PROBLEM TO SOLVE >> Return every line of the entries below that contains the string "检测设备及编号".

DATA FOR THIS EXERCISE >>
═══

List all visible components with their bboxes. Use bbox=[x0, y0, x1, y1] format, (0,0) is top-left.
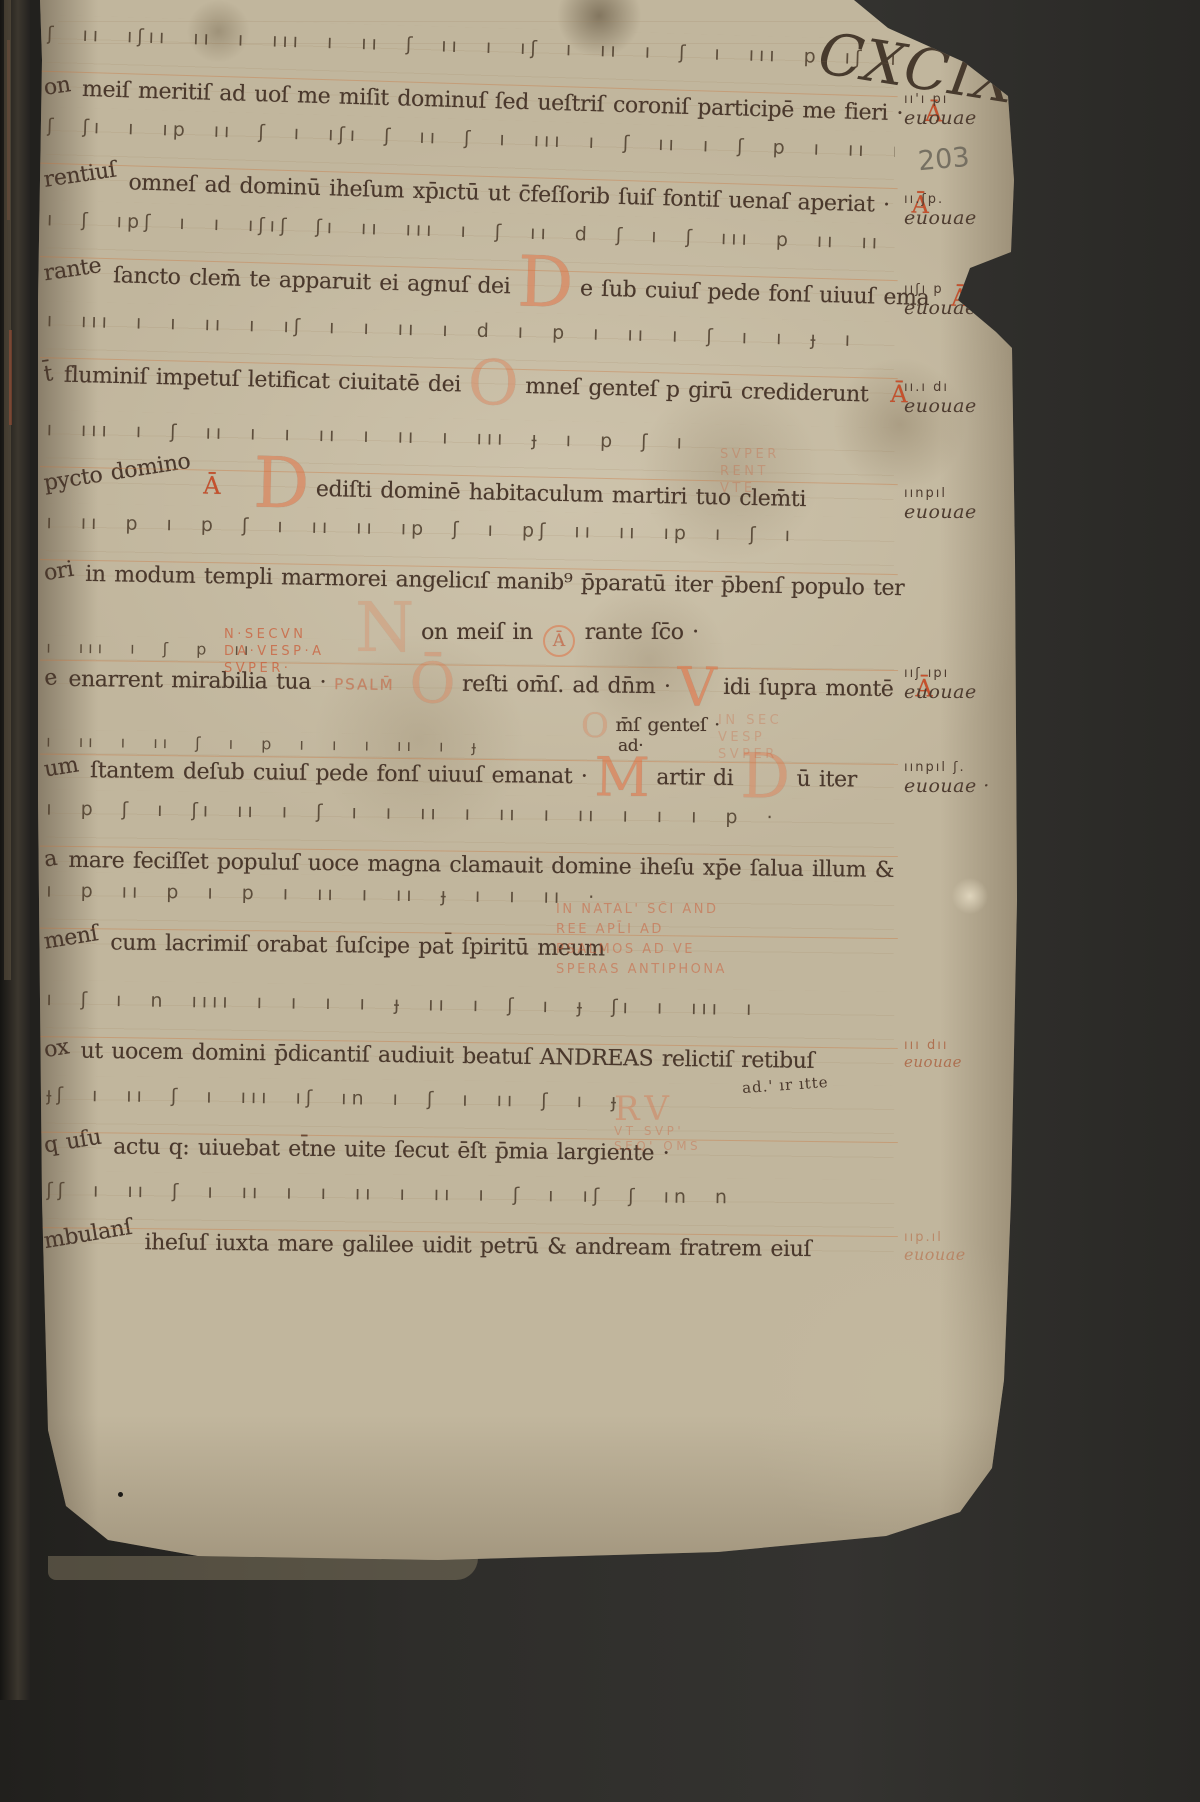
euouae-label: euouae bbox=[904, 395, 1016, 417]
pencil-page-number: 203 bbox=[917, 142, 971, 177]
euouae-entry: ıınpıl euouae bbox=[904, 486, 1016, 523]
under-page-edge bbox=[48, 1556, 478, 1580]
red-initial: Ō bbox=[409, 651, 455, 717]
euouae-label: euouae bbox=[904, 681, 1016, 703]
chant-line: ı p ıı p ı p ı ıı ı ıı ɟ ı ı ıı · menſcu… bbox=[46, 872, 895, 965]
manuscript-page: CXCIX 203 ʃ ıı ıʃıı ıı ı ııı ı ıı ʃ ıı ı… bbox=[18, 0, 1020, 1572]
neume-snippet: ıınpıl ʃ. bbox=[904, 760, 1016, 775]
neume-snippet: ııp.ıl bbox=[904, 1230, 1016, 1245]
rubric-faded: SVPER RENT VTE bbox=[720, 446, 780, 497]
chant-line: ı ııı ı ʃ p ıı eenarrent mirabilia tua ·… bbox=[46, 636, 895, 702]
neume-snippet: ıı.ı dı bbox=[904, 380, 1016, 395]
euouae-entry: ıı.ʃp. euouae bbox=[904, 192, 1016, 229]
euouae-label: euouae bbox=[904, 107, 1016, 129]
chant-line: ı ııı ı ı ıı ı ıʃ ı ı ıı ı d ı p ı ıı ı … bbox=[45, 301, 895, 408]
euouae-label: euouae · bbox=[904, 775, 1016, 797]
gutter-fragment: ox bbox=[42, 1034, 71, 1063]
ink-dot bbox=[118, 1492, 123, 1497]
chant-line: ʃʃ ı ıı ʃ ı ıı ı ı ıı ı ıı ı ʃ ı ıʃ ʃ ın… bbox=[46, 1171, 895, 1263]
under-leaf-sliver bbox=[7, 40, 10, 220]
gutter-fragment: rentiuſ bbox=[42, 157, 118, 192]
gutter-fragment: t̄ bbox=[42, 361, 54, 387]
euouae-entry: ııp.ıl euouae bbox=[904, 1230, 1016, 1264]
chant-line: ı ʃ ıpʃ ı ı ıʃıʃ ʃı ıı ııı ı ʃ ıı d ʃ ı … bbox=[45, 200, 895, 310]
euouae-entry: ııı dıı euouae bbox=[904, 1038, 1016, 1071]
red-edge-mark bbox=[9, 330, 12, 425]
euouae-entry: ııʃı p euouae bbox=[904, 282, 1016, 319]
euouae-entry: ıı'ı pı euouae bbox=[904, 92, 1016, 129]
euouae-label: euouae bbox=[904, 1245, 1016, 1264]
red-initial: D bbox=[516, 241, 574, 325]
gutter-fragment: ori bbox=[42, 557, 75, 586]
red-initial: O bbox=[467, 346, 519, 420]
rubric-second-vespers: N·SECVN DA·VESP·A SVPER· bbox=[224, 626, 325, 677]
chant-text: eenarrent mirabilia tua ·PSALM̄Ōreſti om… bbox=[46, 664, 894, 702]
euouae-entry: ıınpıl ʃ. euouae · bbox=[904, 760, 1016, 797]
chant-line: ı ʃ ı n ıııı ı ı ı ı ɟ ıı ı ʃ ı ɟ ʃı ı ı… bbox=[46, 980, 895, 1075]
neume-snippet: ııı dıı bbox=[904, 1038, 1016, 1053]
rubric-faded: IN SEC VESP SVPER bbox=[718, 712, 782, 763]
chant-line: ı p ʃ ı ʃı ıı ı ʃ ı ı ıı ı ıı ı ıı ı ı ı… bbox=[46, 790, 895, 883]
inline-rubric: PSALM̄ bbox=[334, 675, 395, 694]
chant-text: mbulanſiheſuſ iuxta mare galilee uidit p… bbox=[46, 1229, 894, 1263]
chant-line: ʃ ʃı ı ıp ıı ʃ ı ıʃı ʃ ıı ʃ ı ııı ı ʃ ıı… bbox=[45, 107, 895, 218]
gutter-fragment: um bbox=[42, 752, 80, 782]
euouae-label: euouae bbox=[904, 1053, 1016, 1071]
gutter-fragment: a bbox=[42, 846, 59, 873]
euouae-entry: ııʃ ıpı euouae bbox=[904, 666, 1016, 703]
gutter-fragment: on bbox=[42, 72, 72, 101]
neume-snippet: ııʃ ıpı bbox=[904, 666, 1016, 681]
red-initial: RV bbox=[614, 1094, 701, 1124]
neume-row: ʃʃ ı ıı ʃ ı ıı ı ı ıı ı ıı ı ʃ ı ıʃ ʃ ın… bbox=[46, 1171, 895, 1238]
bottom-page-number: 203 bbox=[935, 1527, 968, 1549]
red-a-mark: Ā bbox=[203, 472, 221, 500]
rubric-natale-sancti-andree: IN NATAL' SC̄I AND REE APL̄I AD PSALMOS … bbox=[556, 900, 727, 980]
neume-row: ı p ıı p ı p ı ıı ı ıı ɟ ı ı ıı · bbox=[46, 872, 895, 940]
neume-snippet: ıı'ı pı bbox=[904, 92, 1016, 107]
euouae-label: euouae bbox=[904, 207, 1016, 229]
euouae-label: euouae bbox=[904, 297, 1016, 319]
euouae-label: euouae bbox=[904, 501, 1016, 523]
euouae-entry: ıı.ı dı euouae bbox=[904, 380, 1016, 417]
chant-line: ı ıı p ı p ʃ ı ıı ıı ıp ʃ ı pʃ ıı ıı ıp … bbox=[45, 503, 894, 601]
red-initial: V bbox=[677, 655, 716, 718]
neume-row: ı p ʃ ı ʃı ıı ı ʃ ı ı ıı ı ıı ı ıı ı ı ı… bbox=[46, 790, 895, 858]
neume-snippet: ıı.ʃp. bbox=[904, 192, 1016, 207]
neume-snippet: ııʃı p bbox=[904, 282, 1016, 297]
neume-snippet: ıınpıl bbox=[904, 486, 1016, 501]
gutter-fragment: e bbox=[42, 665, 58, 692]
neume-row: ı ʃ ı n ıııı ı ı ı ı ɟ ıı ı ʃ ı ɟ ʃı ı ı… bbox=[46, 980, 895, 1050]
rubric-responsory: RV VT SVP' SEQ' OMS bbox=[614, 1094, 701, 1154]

═══

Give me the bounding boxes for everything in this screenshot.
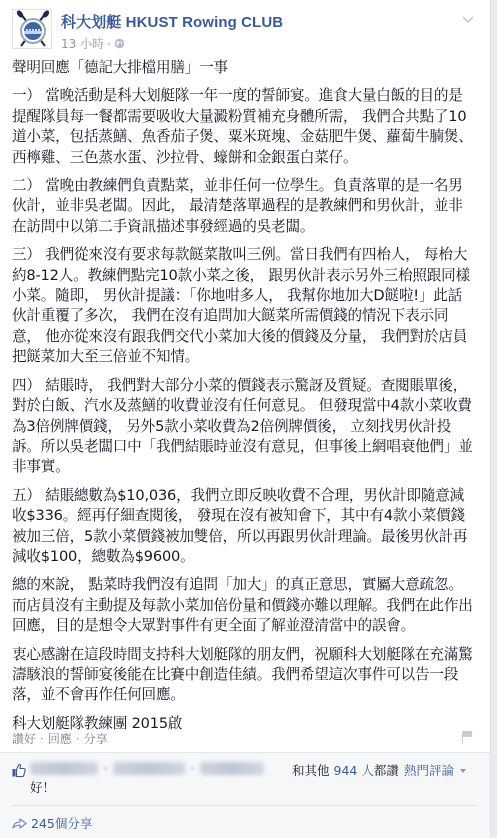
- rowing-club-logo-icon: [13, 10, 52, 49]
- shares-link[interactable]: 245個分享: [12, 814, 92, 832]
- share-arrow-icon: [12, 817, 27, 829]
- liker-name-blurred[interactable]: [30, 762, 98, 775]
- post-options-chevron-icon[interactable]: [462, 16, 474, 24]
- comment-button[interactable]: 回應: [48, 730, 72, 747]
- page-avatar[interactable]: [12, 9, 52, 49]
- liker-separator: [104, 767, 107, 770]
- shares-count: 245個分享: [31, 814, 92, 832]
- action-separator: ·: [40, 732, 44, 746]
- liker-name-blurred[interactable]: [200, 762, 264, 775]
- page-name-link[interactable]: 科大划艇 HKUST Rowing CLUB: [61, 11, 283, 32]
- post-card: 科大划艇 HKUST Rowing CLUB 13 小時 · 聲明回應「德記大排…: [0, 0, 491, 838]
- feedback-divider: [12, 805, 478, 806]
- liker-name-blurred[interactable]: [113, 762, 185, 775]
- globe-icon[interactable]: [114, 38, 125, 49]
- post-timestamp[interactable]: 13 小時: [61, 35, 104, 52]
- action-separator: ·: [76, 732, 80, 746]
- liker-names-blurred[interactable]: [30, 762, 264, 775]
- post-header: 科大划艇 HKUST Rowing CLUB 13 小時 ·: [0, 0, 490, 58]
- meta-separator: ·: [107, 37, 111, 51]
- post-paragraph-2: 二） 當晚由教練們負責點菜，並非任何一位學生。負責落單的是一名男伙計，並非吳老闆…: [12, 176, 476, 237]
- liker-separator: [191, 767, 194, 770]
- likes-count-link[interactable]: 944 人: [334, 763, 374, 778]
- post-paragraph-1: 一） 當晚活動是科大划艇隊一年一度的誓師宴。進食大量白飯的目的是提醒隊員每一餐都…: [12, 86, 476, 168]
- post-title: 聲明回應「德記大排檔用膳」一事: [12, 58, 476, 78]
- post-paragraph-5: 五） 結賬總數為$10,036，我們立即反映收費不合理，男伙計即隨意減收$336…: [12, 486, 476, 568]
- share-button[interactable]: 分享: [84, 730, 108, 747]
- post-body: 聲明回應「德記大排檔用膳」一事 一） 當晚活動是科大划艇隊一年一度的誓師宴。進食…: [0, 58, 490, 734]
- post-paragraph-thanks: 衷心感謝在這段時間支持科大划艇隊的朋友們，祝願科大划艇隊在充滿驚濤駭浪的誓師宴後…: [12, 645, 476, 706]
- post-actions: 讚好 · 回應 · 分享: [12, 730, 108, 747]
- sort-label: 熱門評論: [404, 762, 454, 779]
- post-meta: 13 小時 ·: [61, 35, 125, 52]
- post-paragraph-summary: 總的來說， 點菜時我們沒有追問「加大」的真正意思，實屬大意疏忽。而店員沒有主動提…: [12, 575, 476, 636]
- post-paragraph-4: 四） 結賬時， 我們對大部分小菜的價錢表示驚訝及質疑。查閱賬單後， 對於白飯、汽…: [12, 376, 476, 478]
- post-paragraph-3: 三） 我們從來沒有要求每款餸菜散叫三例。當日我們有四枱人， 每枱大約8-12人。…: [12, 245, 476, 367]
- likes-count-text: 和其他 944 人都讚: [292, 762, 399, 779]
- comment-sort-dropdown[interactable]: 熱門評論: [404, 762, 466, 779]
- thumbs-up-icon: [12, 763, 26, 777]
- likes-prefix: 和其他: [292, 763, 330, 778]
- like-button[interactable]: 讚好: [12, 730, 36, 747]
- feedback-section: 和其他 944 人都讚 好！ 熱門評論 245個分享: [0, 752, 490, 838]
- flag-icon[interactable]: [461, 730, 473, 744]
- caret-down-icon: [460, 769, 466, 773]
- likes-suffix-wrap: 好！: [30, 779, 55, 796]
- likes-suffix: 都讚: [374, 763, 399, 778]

═══

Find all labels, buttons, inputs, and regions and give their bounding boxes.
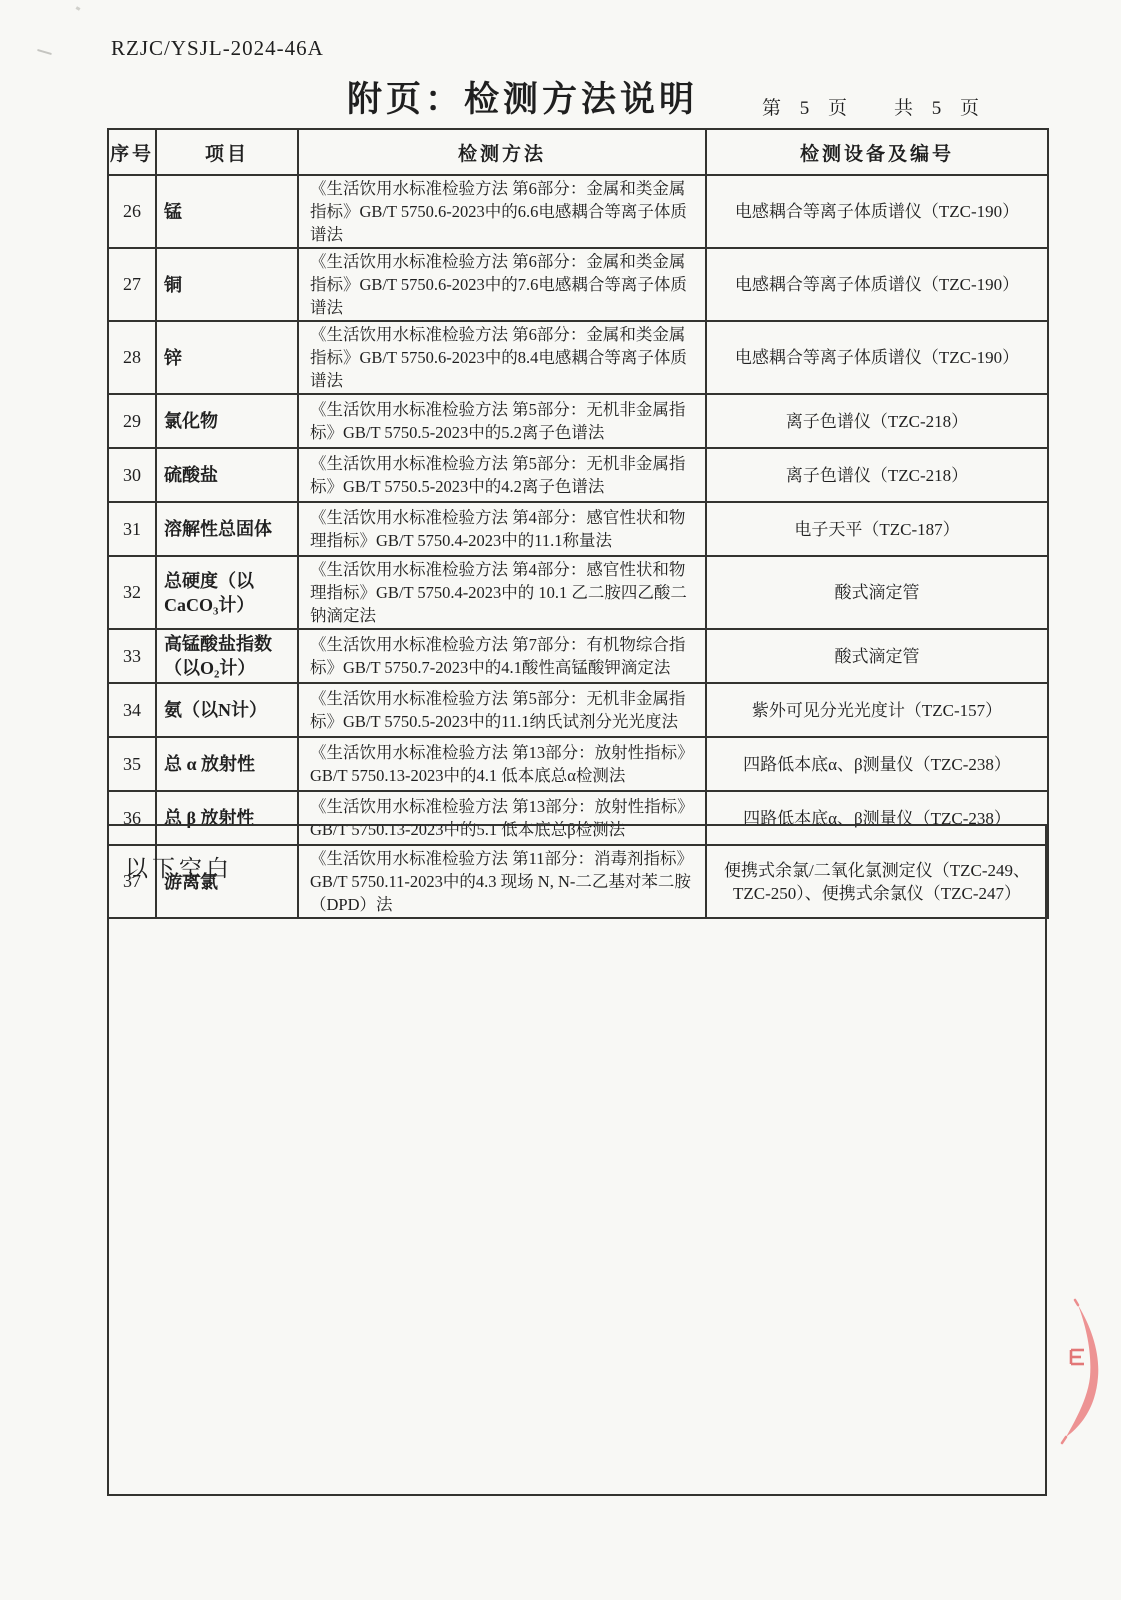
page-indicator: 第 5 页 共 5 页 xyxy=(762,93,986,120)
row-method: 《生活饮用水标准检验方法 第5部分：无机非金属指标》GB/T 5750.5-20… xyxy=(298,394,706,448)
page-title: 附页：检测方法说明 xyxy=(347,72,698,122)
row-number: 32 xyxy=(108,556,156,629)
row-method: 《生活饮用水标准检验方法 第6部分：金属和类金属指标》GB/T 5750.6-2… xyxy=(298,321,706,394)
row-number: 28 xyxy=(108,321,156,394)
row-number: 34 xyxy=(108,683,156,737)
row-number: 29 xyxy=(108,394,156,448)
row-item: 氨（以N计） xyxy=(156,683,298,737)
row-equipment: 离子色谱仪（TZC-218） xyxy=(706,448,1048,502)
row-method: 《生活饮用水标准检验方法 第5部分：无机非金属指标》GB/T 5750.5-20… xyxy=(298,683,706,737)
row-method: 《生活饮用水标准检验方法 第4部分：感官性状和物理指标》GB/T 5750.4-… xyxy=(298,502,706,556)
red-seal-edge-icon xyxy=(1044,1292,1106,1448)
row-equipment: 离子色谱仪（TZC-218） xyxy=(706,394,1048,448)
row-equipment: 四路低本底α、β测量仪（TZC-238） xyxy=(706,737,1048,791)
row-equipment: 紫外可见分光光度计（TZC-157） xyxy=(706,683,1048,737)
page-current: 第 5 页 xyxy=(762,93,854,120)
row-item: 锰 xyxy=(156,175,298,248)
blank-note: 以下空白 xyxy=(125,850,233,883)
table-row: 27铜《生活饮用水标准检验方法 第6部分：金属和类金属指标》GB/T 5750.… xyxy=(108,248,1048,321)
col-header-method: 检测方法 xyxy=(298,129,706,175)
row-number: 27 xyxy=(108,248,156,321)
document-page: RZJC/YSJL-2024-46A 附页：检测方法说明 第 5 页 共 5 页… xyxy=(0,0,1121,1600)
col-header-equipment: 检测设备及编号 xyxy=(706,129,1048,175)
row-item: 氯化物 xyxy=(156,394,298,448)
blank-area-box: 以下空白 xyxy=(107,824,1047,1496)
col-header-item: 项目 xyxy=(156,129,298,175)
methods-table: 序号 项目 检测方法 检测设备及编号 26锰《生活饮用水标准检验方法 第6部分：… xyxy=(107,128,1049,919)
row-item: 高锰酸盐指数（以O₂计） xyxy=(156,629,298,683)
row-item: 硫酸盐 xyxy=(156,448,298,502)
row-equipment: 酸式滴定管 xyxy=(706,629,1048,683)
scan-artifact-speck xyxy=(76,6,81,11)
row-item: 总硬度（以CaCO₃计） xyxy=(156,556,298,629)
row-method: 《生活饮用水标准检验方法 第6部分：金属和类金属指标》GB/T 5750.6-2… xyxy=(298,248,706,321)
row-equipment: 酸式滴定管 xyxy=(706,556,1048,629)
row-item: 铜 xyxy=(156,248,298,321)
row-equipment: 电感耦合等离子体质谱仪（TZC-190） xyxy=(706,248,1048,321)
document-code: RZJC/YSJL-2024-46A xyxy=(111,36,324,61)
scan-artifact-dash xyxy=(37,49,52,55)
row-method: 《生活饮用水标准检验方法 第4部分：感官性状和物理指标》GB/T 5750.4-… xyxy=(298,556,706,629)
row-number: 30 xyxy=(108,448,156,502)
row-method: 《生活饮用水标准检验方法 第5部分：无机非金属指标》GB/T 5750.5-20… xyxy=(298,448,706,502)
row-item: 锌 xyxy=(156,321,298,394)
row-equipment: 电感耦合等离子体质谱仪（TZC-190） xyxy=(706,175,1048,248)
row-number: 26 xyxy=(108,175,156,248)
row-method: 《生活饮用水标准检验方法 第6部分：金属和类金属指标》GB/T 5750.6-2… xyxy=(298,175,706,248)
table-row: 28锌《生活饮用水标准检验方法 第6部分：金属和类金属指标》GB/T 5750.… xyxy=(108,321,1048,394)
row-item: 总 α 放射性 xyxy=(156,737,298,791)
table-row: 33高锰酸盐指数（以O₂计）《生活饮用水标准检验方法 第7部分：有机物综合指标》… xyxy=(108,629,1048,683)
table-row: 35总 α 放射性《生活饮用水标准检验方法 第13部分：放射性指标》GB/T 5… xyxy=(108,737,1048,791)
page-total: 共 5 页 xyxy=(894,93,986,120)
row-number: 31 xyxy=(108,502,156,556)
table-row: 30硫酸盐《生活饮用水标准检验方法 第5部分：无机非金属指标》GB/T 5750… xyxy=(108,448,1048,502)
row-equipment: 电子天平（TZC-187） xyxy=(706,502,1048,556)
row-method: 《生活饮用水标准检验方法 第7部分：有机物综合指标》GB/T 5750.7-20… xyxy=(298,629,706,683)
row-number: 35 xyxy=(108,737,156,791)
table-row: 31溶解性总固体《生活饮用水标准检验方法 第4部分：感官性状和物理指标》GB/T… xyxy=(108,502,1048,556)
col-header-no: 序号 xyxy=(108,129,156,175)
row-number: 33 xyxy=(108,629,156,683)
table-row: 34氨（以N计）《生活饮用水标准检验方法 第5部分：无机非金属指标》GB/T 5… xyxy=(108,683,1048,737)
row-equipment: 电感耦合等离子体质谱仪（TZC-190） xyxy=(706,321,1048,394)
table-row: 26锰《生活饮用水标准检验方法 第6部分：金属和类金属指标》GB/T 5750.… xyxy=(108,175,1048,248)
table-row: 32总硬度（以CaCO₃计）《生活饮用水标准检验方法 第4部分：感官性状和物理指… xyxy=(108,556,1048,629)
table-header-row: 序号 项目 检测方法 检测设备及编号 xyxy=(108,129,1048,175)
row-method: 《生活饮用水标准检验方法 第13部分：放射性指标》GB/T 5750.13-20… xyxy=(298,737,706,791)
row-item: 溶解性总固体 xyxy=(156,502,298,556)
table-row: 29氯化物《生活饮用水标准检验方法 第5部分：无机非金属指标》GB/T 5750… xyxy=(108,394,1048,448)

═══

CORRECT RESULT >>
col-header-equipment: 检测设备及编号 xyxy=(706,129,1048,175)
methods-table: 序号 项目 检测方法 检测设备及编号 26锰《生活饮用水标准检验方法 第6部分：… xyxy=(107,128,1049,919)
table-header-row: 序号 项目 检测方法 检测设备及编号 xyxy=(108,129,1048,175)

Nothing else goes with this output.